======== Task inputs
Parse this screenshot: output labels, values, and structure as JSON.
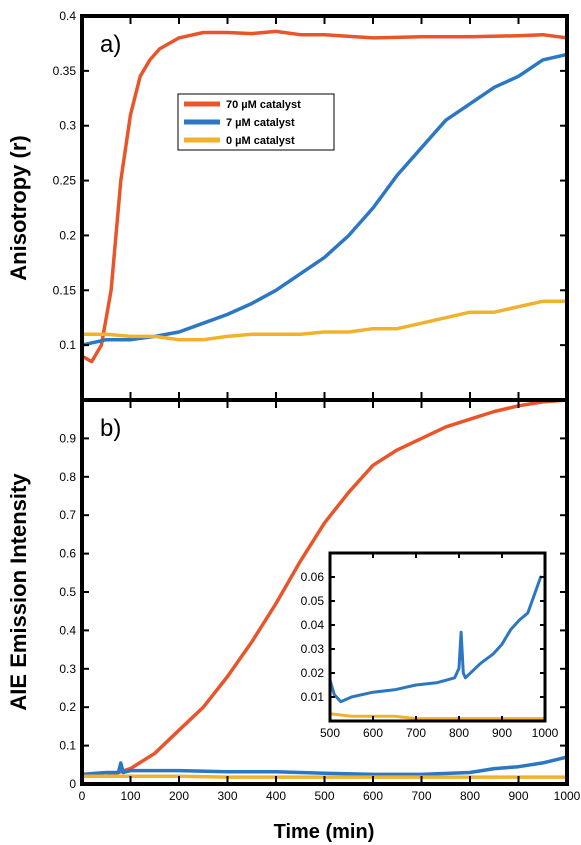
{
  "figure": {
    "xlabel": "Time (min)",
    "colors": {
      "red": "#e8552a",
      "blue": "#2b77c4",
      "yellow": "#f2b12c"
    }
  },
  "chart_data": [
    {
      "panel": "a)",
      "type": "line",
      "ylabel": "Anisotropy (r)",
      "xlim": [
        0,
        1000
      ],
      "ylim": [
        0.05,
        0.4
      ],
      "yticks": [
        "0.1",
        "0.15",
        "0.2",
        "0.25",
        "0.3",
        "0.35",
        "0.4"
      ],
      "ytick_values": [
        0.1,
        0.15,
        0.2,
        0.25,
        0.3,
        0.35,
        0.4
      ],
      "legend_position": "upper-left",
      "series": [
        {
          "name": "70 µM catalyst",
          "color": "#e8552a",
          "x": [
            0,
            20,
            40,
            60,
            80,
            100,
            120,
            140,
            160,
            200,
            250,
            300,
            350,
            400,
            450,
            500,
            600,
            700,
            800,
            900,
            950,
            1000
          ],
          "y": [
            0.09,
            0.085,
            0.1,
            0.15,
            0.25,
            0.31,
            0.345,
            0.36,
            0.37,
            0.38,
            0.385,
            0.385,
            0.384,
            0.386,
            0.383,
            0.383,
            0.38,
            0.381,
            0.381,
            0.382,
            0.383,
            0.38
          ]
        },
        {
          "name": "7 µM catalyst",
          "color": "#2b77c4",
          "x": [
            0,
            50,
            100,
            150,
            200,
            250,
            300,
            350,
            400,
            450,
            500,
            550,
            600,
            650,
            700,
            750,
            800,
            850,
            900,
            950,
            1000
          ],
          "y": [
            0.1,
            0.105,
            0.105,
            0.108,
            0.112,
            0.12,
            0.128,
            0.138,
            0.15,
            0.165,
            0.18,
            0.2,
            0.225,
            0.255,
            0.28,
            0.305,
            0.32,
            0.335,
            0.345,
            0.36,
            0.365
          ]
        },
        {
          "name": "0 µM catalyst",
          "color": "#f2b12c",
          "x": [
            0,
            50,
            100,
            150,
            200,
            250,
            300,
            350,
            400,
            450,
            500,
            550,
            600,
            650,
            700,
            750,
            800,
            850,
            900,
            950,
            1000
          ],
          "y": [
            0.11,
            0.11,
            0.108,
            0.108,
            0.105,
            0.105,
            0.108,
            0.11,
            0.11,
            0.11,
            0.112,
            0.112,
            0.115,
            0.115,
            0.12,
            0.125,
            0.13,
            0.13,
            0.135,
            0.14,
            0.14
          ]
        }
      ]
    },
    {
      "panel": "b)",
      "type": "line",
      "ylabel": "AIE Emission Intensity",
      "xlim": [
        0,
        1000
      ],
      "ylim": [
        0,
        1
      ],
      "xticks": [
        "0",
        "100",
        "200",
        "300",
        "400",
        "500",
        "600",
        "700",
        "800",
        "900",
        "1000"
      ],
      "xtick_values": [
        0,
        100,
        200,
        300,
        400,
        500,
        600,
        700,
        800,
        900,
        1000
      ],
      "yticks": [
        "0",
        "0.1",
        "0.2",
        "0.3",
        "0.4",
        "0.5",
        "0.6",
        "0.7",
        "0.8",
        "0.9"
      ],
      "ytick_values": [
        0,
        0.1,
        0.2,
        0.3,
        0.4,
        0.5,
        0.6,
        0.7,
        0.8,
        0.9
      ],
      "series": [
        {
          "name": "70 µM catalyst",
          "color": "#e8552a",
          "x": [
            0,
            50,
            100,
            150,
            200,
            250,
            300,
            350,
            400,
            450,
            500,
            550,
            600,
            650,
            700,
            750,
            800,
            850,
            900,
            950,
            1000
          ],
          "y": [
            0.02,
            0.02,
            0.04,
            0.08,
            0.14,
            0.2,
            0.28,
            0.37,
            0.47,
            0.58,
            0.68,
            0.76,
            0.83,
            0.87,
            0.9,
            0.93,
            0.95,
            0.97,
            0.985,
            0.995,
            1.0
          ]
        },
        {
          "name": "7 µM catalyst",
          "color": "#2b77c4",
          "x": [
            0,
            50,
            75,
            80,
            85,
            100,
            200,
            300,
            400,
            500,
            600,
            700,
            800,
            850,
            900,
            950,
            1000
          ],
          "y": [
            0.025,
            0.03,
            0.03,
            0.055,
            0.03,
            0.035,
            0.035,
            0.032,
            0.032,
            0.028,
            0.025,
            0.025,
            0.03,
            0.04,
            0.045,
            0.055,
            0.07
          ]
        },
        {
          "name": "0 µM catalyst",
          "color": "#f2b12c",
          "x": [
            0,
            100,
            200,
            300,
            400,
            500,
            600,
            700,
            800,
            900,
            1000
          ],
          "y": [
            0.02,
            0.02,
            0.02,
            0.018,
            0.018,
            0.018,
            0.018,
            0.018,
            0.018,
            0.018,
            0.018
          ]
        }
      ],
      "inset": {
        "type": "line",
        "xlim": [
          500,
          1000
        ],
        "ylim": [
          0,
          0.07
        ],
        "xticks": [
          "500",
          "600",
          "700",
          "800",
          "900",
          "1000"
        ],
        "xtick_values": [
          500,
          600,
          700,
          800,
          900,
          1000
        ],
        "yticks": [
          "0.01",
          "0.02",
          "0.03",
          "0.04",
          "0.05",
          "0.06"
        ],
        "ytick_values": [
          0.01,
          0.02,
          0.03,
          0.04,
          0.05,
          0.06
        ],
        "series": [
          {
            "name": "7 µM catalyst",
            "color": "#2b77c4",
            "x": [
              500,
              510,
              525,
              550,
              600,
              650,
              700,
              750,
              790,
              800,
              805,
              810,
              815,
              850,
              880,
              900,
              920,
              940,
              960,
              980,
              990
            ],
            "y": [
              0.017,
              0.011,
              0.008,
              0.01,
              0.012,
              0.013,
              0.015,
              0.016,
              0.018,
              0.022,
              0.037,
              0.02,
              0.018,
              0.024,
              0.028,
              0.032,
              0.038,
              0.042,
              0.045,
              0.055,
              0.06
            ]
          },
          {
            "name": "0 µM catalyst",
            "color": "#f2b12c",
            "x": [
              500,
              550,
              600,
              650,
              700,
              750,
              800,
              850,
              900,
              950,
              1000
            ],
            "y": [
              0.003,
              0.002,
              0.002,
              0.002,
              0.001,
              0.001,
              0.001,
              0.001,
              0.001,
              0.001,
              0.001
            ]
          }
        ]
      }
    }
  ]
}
================
▸ **Problem description**
The records above are to be quoted exactly, with all pictures left out.

▸ **Completed task**
Parse this screenshot: output labels, values, and structure as JSON.
{
  "figure": {
    "xlabel": "Time (min)",
    "colors": {
      "red": "#e8552a",
      "blue": "#2b77c4",
      "yellow": "#f2b12c"
    }
  },
  "chart_data": [
    {
      "panel": "a)",
      "type": "line",
      "ylabel": "Anisotropy (r)",
      "xlim": [
        0,
        1000
      ],
      "ylim": [
        0.05,
        0.4
      ],
      "yticks": [
        "0.1",
        "0.15",
        "0.2",
        "0.25",
        "0.3",
        "0.35",
        "0.4"
      ],
      "ytick_values": [
        0.1,
        0.15,
        0.2,
        0.25,
        0.3,
        0.35,
        0.4
      ],
      "legend_position": "upper-left",
      "series": [
        {
          "name": "70 µM catalyst",
          "color": "#e8552a",
          "x": [
            0,
            20,
            40,
            60,
            80,
            100,
            120,
            140,
            160,
            200,
            250,
            300,
            350,
            400,
            450,
            500,
            600,
            700,
            800,
            900,
            950,
            1000
          ],
          "y": [
            0.09,
            0.085,
            0.1,
            0.15,
            0.25,
            0.31,
            0.345,
            0.36,
            0.37,
            0.38,
            0.385,
            0.385,
            0.384,
            0.386,
            0.383,
            0.383,
            0.38,
            0.381,
            0.381,
            0.382,
            0.383,
            0.38
          ]
        },
        {
          "name": "7 µM catalyst",
          "color": "#2b77c4",
          "x": [
            0,
            50,
            100,
            150,
            200,
            250,
            300,
            350,
            400,
            450,
            500,
            550,
            600,
            650,
            700,
            750,
            800,
            850,
            900,
            950,
            1000
          ],
          "y": [
            0.1,
            0.105,
            0.105,
            0.108,
            0.112,
            0.12,
            0.128,
            0.138,
            0.15,
            0.165,
            0.18,
            0.2,
            0.225,
            0.255,
            0.28,
            0.305,
            0.32,
            0.335,
            0.345,
            0.36,
            0.365
          ]
        },
        {
          "name": "0 µM catalyst",
          "color": "#f2b12c",
          "x": [
            0,
            50,
            100,
            150,
            200,
            250,
            300,
            350,
            400,
            450,
            500,
            550,
            600,
            650,
            700,
            750,
            800,
            850,
            900,
            950,
            1000
          ],
          "y": [
            0.11,
            0.11,
            0.108,
            0.108,
            0.105,
            0.105,
            0.108,
            0.11,
            0.11,
            0.11,
            0.112,
            0.112,
            0.115,
            0.115,
            0.12,
            0.125,
            0.13,
            0.13,
            0.135,
            0.14,
            0.14
          ]
        }
      ]
    },
    {
      "panel": "b)",
      "type": "line",
      "ylabel": "AIE Emission Intensity",
      "xlim": [
        0,
        1000
      ],
      "ylim": [
        0,
        1
      ],
      "xticks": [
        "0",
        "100",
        "200",
        "300",
        "400",
        "500",
        "600",
        "700",
        "800",
        "900",
        "1000"
      ],
      "xtick_values": [
        0,
        100,
        200,
        300,
        400,
        500,
        600,
        700,
        800,
        900,
        1000
      ],
      "yticks": [
        "0",
        "0.1",
        "0.2",
        "0.3",
        "0.4",
        "0.5",
        "0.6",
        "0.7",
        "0.8",
        "0.9"
      ],
      "ytick_values": [
        0,
        0.1,
        0.2,
        0.3,
        0.4,
        0.5,
        0.6,
        0.7,
        0.8,
        0.9
      ],
      "series": [
        {
          "name": "70 µM catalyst",
          "color": "#e8552a",
          "x": [
            0,
            50,
            100,
            150,
            200,
            250,
            300,
            350,
            400,
            450,
            500,
            550,
            600,
            650,
            700,
            750,
            800,
            850,
            900,
            950,
            1000
          ],
          "y": [
            0.02,
            0.02,
            0.04,
            0.08,
            0.14,
            0.2,
            0.28,
            0.37,
            0.47,
            0.58,
            0.68,
            0.76,
            0.83,
            0.87,
            0.9,
            0.93,
            0.95,
            0.97,
            0.985,
            0.995,
            1.0
          ]
        },
        {
          "name": "7 µM catalyst",
          "color": "#2b77c4",
          "x": [
            0,
            50,
            75,
            80,
            85,
            100,
            200,
            300,
            400,
            500,
            600,
            700,
            800,
            850,
            900,
            950,
            1000
          ],
          "y": [
            0.025,
            0.03,
            0.03,
            0.055,
            0.03,
            0.035,
            0.035,
            0.032,
            0.032,
            0.028,
            0.025,
            0.025,
            0.03,
            0.04,
            0.045,
            0.055,
            0.07
          ]
        },
        {
          "name": "0 µM catalyst",
          "color": "#f2b12c",
          "x": [
            0,
            100,
            200,
            300,
            400,
            500,
            600,
            700,
            800,
            900,
            1000
          ],
          "y": [
            0.02,
            0.02,
            0.02,
            0.018,
            0.018,
            0.018,
            0.018,
            0.018,
            0.018,
            0.018,
            0.018
          ]
        }
      ],
      "inset": {
        "type": "line",
        "xlim": [
          500,
          1000
        ],
        "ylim": [
          0,
          0.07
        ],
        "xticks": [
          "500",
          "600",
          "700",
          "800",
          "900",
          "1000"
        ],
        "xtick_values": [
          500,
          600,
          700,
          800,
          900,
          1000
        ],
        "yticks": [
          "0.01",
          "0.02",
          "0.03",
          "0.04",
          "0.05",
          "0.06"
        ],
        "ytick_values": [
          0.01,
          0.02,
          0.03,
          0.04,
          0.05,
          0.06
        ],
        "series": [
          {
            "name": "7 µM catalyst",
            "color": "#2b77c4",
            "x": [
              500,
              510,
              525,
              550,
              600,
              650,
              700,
              750,
              790,
              800,
              805,
              810,
              815,
              850,
              880,
              900,
              920,
              940,
              960,
              980,
              990
            ],
            "y": [
              0.017,
              0.011,
              0.008,
              0.01,
              0.012,
              0.013,
              0.015,
              0.016,
              0.018,
              0.022,
              0.037,
              0.02,
              0.018,
              0.024,
              0.028,
              0.032,
              0.038,
              0.042,
              0.045,
              0.055,
              0.06
            ]
          },
          {
            "name": "0 µM catalyst",
            "color": "#f2b12c",
            "x": [
              500,
              550,
              600,
              650,
              700,
              750,
              800,
              850,
              900,
              950,
              1000
            ],
            "y": [
              0.003,
              0.002,
              0.002,
              0.002,
              0.001,
              0.001,
              0.001,
              0.001,
              0.001,
              0.001,
              0.001
            ]
          }
        ]
      }
    }
  ]
}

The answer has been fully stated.